** begin Dataset content **
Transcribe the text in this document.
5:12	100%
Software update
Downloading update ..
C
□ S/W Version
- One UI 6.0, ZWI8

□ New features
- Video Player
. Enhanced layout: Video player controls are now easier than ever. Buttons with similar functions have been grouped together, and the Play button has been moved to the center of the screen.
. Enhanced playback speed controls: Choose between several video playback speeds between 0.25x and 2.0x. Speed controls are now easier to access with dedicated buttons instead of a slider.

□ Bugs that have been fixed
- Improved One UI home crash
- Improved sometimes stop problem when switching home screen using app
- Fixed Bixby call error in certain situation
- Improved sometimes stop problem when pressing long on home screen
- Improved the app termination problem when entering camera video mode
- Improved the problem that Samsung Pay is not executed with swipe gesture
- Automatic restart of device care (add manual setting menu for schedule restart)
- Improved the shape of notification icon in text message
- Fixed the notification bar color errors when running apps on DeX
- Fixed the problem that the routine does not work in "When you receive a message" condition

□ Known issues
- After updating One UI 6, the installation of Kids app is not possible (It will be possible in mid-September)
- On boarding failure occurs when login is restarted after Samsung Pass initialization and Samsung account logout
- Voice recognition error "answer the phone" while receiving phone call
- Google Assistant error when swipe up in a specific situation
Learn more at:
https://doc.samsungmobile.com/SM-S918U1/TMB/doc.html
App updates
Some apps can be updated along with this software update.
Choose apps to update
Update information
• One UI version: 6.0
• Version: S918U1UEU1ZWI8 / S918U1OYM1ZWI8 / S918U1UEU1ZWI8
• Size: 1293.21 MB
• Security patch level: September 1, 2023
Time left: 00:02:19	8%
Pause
** end Dataset content **
Task requirements »
Which lines in the listing above hold the word "screen"? Show each of them.

In response »
. Enhanced layout: Video player controls are now easier than ever. Buttons with similar functions have been grouped together, and the Play button has been moved to the center of the screen.
- Improved sometimes stop problem when switching home screen using app
- Improved sometimes stop problem when pressing long on home screen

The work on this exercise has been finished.